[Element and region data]
● ● ● ● ● ● ●
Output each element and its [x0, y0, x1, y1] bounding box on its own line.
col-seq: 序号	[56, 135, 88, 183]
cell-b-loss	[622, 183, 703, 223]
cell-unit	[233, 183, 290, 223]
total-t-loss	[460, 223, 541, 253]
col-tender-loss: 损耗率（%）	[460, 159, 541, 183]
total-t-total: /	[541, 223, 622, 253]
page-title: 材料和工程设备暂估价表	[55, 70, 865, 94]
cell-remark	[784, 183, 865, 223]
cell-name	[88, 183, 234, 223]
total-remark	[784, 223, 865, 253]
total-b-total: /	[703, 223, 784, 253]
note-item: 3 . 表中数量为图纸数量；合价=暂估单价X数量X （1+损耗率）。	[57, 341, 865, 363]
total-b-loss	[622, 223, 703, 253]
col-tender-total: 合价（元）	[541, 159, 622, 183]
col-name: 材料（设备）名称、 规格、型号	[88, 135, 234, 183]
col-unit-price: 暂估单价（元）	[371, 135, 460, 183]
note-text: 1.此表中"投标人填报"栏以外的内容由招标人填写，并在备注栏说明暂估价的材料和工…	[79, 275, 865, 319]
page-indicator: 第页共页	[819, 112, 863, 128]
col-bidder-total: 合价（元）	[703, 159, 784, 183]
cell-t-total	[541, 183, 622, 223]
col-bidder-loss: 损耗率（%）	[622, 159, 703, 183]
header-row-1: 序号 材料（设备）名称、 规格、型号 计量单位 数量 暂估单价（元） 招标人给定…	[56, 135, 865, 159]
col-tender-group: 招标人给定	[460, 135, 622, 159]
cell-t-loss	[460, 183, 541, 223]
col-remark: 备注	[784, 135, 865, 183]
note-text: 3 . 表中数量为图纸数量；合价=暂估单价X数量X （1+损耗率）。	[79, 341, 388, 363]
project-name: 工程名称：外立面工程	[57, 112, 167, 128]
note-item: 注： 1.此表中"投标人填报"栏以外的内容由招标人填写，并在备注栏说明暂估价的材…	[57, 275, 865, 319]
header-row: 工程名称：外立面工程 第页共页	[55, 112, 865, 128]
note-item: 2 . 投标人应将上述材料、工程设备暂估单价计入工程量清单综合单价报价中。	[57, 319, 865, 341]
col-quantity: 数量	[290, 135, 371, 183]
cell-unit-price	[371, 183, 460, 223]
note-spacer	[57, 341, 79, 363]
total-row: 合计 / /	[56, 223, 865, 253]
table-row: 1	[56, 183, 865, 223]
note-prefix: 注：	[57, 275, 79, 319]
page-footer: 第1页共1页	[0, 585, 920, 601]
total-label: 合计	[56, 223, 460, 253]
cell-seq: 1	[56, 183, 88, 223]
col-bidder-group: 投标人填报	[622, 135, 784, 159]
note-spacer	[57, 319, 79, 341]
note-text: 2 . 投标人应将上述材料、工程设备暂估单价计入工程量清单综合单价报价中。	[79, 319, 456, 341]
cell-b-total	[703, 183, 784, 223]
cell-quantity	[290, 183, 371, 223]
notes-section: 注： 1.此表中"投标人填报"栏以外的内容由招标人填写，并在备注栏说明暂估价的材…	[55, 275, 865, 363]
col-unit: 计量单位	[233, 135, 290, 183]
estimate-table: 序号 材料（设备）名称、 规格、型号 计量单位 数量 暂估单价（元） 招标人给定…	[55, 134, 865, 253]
● ● ● ● ● ● ●
Write out every line of the entries above verbatim, without changing a single character.

Output each element and its [x0, y0, x1, y1] bounding box on its own line.
col-seq: 序号	[56, 135, 88, 183]
cell-b-loss	[622, 183, 703, 223]
cell-unit	[233, 183, 290, 223]
total-t-loss	[460, 223, 541, 253]
col-tender-loss: 损耗率（%）	[460, 159, 541, 183]
total-t-total: /	[541, 223, 622, 253]
page-title: 材料和工程设备暂估价表	[55, 70, 865, 94]
cell-remark	[784, 183, 865, 223]
cell-name	[88, 183, 234, 223]
total-remark	[784, 223, 865, 253]
total-b-total: /	[703, 223, 784, 253]
note-item: 3 . 表中数量为图纸数量；合价=暂估单价X数量X （1+损耗率）。	[57, 341, 865, 363]
total-b-loss	[622, 223, 703, 253]
col-tender-total: 合价（元）	[541, 159, 622, 183]
col-name: 材料（设备）名称、 规格、型号	[88, 135, 234, 183]
col-unit-price: 暂估单价（元）	[371, 135, 460, 183]
note-text: 1.此表中"投标人填报"栏以外的内容由招标人填写，并在备注栏说明暂估价的材料和工…	[79, 275, 865, 319]
page-indicator: 第页共页	[819, 112, 863, 128]
col-bidder-total: 合价（元）	[703, 159, 784, 183]
cell-t-total	[541, 183, 622, 223]
col-bidder-loss: 损耗率（%）	[622, 159, 703, 183]
header-row-1: 序号 材料（设备）名称、 规格、型号 计量单位 数量 暂估单价（元） 招标人给定…	[56, 135, 865, 159]
col-tender-group: 招标人给定	[460, 135, 622, 159]
cell-t-loss	[460, 183, 541, 223]
col-remark: 备注	[784, 135, 865, 183]
note-text: 3 . 表中数量为图纸数量；合价=暂估单价X数量X （1+损耗率）。	[79, 341, 388, 363]
project-name: 工程名称：外立面工程	[57, 112, 167, 128]
note-item: 注： 1.此表中"投标人填报"栏以外的内容由招标人填写，并在备注栏说明暂估价的材…	[57, 275, 865, 319]
header-row: 工程名称：外立面工程 第页共页	[55, 112, 865, 128]
note-item: 2 . 投标人应将上述材料、工程设备暂估单价计入工程量清单综合单价报价中。	[57, 319, 865, 341]
col-quantity: 数量	[290, 135, 371, 183]
cell-unit-price	[371, 183, 460, 223]
note-spacer	[57, 341, 79, 363]
total-row: 合计 / /	[56, 223, 865, 253]
table-row: 1	[56, 183, 865, 223]
note-prefix: 注：	[57, 275, 79, 319]
page-footer: 第1页共1页	[0, 585, 920, 601]
total-label: 合计	[56, 223, 460, 253]
cell-seq: 1	[56, 183, 88, 223]
col-bidder-group: 投标人填报	[622, 135, 784, 159]
note-spacer	[57, 319, 79, 341]
note-text: 2 . 投标人应将上述材料、工程设备暂估单价计入工程量清单综合单价报价中。	[79, 319, 456, 341]
cell-b-total	[703, 183, 784, 223]
cell-quantity	[290, 183, 371, 223]
notes-section: 注： 1.此表中"投标人填报"栏以外的内容由招标人填写，并在备注栏说明暂估价的材…	[55, 275, 865, 363]
col-unit: 计量单位	[233, 135, 290, 183]
estimate-table: 序号 材料（设备）名称、 规格、型号 计量单位 数量 暂估单价（元） 招标人给定…	[55, 134, 865, 253]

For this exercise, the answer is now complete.